→ DIRECTIVE
Type out the material below exactly.

[Extracted data entries]
==========

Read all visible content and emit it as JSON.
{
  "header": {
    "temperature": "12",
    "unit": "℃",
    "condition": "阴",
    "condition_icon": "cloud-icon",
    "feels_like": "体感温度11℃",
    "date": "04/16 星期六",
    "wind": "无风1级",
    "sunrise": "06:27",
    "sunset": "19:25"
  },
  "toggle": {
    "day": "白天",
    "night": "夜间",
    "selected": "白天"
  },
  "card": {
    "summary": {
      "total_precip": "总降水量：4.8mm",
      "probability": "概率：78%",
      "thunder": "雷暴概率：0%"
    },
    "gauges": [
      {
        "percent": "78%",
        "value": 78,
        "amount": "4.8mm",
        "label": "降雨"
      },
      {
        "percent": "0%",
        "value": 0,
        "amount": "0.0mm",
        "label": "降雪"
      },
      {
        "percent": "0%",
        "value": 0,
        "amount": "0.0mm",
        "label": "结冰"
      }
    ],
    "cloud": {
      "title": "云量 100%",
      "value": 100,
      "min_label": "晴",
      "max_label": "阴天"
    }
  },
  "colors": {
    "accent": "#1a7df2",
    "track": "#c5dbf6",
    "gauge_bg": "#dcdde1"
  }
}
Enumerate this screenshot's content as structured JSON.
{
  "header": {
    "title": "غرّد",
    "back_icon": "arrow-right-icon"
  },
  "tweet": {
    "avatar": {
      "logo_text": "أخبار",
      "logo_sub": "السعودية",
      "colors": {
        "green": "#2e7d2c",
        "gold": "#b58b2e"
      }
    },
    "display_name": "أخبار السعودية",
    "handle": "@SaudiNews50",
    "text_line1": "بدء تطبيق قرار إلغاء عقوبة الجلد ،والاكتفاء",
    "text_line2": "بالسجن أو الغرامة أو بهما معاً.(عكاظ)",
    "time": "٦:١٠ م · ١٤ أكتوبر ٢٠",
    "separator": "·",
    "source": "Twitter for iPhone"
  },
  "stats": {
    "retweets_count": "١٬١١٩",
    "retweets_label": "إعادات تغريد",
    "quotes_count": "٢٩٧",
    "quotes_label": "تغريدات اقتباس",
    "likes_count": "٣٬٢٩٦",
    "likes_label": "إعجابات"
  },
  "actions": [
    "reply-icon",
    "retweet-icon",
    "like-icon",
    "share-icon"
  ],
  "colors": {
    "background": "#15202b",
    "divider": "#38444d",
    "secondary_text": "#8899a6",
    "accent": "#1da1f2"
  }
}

==========

→ SOLUTION TO THIS PROBLEM
Read all visible content and emit it as JSON.
{
  "header": {
    "temperature": "12",
    "unit": "℃",
    "condition": "阴",
    "condition_icon": "cloud-icon",
    "feels_like": "体感温度11℃",
    "date": "04/16 星期六",
    "wind": "无风1级",
    "sunrise": "06:27",
    "sunset": "19:25"
  },
  "toggle": {
    "day": "白天",
    "night": "夜间",
    "selected": "白天"
  },
  "card": {
    "summary": {
      "total_precip": "总降水量：4.8mm",
      "probability": "概率：78%",
      "thunder": "雷暴概率：0%"
    },
    "gauges": [
      {
        "percent": "78%",
        "value": 78,
        "amount": "4.8mm",
        "label": "降雨"
      },
      {
        "percent": "0%",
        "value": 0,
        "amount": "0.0mm",
        "label": "降雪"
      },
      {
        "percent": "0%",
        "value": 0,
        "amount": "0.0mm",
        "label": "结冰"
      }
    ],
    "cloud": {
      "title": "云量 100%",
      "value": 100,
      "min_label": "晴",
      "max_label": "阴天"
    }
  },
  "colors": {
    "accent": "#1a7df2",
    "track": "#c5dbf6",
    "gauge_bg": "#dcdde1"
  }
}
Enumerate this screenshot's content as structured JSON.
{
  "header": {
    "title": "غرّد",
    "back_icon": "arrow-right-icon"
  },
  "tweet": {
    "avatar": {
      "logo_text": "أخبار",
      "logo_sub": "السعودية",
      "colors": {
        "green": "#2e7d2c",
        "gold": "#b58b2e"
      }
    },
    "display_name": "أخبار السعودية",
    "handle": "@SaudiNews50",
    "text_line1": "بدء تطبيق قرار إلغاء عقوبة الجلد ،والاكتفاء",
    "text_line2": "بالسجن أو الغرامة أو بهما معاً.(عكاظ)",
    "time": "٦:١٠ م · ١٤ أكتوبر ٢٠",
    "separator": "·",
    "source": "Twitter for iPhone"
  },
  "stats": {
    "retweets_count": "١٬١١٩",
    "retweets_label": "إعادات تغريد",
    "quotes_count": "٢٩٧",
    "quotes_label": "تغريدات اقتباس",
    "likes_count": "٣٬٢٩٦",
    "likes_label": "إعجابات"
  },
  "actions": [
    "reply-icon",
    "retweet-icon",
    "like-icon",
    "share-icon"
  ],
  "colors": {
    "background": "#15202b",
    "divider": "#38444d",
    "secondary_text": "#8899a6",
    "accent": "#1da1f2"
  }
}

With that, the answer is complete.